— start of DATASET RECORDS —

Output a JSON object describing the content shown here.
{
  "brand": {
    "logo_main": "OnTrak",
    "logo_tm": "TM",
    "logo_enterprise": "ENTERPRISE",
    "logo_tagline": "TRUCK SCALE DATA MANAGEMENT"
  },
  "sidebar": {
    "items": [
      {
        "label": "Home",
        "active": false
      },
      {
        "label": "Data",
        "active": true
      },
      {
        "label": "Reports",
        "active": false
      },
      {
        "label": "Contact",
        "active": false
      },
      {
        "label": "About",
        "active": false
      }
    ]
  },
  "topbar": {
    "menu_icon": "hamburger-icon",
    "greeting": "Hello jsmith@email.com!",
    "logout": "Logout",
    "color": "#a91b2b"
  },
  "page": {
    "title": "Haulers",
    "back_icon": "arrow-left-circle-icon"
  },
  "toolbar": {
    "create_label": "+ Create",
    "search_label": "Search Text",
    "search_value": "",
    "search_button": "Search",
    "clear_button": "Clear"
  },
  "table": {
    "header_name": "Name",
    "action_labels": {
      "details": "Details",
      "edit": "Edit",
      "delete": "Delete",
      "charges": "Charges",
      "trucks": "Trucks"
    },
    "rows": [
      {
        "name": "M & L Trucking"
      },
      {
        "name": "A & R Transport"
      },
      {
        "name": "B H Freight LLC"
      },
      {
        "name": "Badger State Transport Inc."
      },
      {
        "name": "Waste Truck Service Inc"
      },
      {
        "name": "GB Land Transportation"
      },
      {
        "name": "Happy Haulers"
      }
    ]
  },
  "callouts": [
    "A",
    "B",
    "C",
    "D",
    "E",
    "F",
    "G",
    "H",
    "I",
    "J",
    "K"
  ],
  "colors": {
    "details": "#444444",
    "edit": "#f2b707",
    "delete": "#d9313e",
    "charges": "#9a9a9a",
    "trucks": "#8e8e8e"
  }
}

— end of DATASET RECORDS —

WHAT THE EXERCISE ASKS
Output the entries verbatim.

RESULT BELOW
Output a JSON object describing the content shown here.
{
  "brand": {
    "logo_main": "OnTrak",
    "logo_tm": "TM",
    "logo_enterprise": "ENTERPRISE",
    "logo_tagline": "TRUCK SCALE DATA MANAGEMENT"
  },
  "sidebar": {
    "items": [
      {
        "label": "Home",
        "active": false
      },
      {
        "label": "Data",
        "active": true
      },
      {
        "label": "Reports",
        "active": false
      },
      {
        "label": "Contact",
        "active": false
      },
      {
        "label": "About",
        "active": false
      }
    ]
  },
  "topbar": {
    "menu_icon": "hamburger-icon",
    "greeting": "Hello jsmith@email.com!",
    "logout": "Logout",
    "color": "#a91b2b"
  },
  "page": {
    "title": "Haulers",
    "back_icon": "arrow-left-circle-icon"
  },
  "toolbar": {
    "create_label": "+ Create",
    "search_label": "Search Text",
    "search_value": "",
    "search_button": "Search",
    "clear_button": "Clear"
  },
  "table": {
    "header_name": "Name",
    "action_labels": {
      "details": "Details",
      "edit": "Edit",
      "delete": "Delete",
      "charges": "Charges",
      "trucks": "Trucks"
    },
    "rows": [
      {
        "name": "M & L Trucking"
      },
      {
        "name": "A & R Transport"
      },
      {
        "name": "B H Freight LLC"
      },
      {
        "name": "Badger State Transport Inc."
      },
      {
        "name": "Waste Truck Service Inc"
      },
      {
        "name": "GB Land Transportation"
      },
      {
        "name": "Happy Haulers"
      }
    ]
  },
  "callouts": [
    "A",
    "B",
    "C",
    "D",
    "E",
    "F",
    "G",
    "H",
    "I",
    "J",
    "K"
  ],
  "colors": {
    "details": "#444444",
    "edit": "#f2b707",
    "delete": "#d9313e",
    "charges": "#9a9a9a",
    "trucks": "#8e8e8e"
  }
}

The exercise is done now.